>>>

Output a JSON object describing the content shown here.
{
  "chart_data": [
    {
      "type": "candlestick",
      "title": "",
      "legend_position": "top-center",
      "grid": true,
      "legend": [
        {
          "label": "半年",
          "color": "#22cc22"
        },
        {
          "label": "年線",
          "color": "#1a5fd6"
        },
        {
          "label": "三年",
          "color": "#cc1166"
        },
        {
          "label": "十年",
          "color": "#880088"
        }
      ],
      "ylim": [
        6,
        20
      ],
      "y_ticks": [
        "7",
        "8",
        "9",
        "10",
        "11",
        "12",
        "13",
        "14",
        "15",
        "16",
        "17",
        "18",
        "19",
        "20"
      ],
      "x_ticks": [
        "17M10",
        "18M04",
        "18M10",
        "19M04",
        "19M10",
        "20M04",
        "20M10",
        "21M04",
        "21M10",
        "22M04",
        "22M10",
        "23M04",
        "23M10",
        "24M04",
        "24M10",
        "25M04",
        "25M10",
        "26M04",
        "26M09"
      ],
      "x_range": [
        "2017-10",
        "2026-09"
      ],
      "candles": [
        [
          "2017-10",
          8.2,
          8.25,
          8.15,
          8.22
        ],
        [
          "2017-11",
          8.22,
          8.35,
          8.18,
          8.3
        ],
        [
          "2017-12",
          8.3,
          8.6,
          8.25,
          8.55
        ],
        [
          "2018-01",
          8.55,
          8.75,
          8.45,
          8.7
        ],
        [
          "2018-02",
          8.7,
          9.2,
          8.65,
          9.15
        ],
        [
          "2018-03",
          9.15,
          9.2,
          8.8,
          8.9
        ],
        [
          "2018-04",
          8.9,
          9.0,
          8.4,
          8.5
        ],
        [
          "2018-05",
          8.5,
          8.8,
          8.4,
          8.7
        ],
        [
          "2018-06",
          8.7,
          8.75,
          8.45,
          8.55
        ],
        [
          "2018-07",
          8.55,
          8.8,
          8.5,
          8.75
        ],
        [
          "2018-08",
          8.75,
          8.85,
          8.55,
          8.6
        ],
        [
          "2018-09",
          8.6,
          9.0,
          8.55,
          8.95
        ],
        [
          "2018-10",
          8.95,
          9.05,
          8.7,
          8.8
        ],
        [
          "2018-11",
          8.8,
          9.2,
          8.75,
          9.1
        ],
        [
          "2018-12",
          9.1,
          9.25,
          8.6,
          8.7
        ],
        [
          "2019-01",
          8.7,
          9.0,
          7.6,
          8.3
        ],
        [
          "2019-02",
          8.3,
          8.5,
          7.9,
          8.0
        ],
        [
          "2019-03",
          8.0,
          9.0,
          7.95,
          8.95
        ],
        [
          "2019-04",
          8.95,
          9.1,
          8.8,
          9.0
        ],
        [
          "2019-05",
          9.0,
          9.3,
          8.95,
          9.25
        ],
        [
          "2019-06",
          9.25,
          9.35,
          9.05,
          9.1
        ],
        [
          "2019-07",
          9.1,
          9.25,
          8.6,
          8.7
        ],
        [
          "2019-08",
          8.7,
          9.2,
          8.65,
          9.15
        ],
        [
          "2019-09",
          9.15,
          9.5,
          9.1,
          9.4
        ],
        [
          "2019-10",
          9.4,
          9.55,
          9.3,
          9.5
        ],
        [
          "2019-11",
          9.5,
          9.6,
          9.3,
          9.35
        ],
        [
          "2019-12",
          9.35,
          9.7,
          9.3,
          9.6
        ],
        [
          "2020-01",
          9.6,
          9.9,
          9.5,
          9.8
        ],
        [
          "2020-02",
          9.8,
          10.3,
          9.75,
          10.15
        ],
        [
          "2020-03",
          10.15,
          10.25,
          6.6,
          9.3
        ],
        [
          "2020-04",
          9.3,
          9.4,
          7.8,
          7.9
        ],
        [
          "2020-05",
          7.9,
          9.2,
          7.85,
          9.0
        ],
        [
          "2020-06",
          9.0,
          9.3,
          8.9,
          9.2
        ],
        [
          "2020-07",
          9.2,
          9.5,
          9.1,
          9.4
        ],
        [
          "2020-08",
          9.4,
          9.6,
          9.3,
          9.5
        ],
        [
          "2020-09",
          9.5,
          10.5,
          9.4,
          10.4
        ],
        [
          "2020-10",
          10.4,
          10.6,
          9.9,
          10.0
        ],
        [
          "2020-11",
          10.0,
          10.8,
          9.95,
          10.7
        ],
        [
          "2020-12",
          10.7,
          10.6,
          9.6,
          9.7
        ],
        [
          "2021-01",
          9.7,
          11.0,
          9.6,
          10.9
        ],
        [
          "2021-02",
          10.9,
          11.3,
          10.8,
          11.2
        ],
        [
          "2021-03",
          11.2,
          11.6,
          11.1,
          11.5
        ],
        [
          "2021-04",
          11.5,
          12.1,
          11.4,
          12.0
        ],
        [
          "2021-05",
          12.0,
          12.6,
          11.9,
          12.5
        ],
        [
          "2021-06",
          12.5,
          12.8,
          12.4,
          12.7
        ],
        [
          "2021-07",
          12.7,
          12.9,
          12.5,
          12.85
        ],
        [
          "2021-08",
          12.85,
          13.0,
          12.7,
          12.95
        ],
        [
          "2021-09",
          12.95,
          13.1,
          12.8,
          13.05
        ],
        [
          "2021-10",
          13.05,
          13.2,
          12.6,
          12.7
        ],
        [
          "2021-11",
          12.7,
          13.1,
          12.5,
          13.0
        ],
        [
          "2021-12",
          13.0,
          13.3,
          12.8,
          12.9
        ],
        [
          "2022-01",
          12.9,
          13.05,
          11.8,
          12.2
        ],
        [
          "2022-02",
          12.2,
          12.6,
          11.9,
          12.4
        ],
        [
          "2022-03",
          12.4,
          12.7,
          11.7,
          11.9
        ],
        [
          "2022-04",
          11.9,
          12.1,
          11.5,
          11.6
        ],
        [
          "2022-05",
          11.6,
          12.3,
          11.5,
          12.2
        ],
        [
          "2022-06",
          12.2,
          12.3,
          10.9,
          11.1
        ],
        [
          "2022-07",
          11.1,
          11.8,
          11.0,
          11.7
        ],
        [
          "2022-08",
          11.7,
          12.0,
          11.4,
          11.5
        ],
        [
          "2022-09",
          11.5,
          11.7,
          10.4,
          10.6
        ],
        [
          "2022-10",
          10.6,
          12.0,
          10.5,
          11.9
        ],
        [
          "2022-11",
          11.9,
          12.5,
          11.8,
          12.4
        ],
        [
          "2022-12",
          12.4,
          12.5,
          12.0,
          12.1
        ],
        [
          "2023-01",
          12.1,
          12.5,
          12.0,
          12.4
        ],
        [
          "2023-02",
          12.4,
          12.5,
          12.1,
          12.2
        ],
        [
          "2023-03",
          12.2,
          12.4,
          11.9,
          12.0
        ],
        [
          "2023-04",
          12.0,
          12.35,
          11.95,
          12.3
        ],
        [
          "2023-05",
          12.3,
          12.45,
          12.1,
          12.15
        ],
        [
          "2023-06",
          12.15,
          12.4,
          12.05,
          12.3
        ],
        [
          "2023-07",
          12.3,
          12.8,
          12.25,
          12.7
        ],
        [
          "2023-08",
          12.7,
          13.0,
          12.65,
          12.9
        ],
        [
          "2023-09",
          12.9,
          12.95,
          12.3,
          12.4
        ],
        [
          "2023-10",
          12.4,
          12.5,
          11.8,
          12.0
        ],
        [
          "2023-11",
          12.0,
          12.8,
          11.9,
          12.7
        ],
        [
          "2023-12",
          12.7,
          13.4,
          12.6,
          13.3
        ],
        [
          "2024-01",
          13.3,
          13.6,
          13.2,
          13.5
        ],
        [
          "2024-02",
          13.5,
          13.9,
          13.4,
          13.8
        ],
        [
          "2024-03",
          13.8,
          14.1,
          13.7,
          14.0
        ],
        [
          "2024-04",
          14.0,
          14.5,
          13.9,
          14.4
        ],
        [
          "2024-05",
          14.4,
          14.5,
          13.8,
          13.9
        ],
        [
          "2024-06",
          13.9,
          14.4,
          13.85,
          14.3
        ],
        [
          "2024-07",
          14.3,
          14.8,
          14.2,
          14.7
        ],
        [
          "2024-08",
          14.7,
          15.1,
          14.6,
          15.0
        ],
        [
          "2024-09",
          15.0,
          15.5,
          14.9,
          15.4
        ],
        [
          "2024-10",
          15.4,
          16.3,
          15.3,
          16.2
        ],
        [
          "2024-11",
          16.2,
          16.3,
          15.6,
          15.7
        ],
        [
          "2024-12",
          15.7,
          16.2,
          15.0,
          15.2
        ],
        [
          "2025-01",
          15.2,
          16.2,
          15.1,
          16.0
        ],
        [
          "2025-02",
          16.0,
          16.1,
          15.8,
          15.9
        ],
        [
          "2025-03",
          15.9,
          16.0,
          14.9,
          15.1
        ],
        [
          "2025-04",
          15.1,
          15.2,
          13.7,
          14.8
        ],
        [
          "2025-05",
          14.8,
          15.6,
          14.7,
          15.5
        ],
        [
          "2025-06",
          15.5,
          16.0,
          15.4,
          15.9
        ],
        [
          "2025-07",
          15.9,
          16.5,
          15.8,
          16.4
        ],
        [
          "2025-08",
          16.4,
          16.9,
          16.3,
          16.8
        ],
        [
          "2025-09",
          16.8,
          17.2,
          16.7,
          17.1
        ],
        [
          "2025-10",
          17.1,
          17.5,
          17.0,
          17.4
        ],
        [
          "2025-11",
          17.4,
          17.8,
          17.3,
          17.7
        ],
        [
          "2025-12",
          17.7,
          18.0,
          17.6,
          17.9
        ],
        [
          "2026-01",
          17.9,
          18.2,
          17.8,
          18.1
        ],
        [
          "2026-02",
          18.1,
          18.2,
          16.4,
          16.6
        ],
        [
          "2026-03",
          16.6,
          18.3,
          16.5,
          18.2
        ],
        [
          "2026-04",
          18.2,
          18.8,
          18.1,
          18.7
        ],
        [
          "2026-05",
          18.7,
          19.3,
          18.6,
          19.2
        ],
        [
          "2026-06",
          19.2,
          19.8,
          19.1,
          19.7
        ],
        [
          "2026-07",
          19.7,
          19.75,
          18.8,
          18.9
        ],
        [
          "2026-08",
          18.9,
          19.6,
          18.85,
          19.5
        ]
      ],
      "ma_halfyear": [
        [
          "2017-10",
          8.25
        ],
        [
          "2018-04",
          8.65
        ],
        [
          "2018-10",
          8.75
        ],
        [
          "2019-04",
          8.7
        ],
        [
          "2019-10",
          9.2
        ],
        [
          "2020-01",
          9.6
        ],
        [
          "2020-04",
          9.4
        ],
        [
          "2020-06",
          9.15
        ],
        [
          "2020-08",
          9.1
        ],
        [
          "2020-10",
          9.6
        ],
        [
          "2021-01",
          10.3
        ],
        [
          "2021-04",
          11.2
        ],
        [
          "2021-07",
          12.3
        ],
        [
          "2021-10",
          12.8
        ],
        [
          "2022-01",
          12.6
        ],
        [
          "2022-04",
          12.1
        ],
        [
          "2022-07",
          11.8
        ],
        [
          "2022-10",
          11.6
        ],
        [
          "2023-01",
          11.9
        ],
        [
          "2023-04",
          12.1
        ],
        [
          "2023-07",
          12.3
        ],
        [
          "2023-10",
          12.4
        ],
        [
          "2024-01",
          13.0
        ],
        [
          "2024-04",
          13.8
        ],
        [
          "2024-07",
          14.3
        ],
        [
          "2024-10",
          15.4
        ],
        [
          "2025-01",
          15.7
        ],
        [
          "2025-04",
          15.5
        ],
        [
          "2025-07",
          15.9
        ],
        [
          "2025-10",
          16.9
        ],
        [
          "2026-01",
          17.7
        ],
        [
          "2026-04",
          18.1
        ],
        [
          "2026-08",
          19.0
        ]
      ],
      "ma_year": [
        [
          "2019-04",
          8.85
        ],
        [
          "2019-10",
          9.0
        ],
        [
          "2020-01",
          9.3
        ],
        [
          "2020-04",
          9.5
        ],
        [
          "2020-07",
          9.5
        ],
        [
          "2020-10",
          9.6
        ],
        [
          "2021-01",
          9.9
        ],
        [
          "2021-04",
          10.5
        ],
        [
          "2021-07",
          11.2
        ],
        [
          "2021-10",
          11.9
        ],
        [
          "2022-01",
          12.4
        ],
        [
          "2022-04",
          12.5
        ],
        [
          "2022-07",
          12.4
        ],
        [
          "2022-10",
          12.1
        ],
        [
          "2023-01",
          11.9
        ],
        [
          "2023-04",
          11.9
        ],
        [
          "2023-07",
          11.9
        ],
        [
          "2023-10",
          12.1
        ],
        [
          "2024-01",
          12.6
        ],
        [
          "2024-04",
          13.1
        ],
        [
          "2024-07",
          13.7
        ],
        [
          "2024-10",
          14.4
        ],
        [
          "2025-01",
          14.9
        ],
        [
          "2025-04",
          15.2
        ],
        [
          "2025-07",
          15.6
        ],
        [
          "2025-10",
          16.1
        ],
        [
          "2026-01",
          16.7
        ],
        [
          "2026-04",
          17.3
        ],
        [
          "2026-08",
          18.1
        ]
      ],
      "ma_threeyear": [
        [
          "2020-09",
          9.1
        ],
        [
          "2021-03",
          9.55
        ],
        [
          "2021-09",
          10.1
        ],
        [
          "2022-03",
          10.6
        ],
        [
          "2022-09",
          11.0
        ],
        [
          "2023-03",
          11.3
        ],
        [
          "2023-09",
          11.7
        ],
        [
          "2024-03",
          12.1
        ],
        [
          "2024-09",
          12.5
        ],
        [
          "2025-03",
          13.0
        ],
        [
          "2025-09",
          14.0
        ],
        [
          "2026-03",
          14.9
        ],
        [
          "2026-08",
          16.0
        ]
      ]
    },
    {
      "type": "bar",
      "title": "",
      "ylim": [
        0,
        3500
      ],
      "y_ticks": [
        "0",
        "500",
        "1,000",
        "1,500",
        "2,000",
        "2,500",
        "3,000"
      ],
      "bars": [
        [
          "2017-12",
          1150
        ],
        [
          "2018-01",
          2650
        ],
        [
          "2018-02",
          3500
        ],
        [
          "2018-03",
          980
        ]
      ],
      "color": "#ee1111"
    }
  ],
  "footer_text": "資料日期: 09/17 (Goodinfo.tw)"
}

<<<

| Exercise task |
Give the count of lines in the data above that hold the string "color", with no additional words.

| Correct output |
5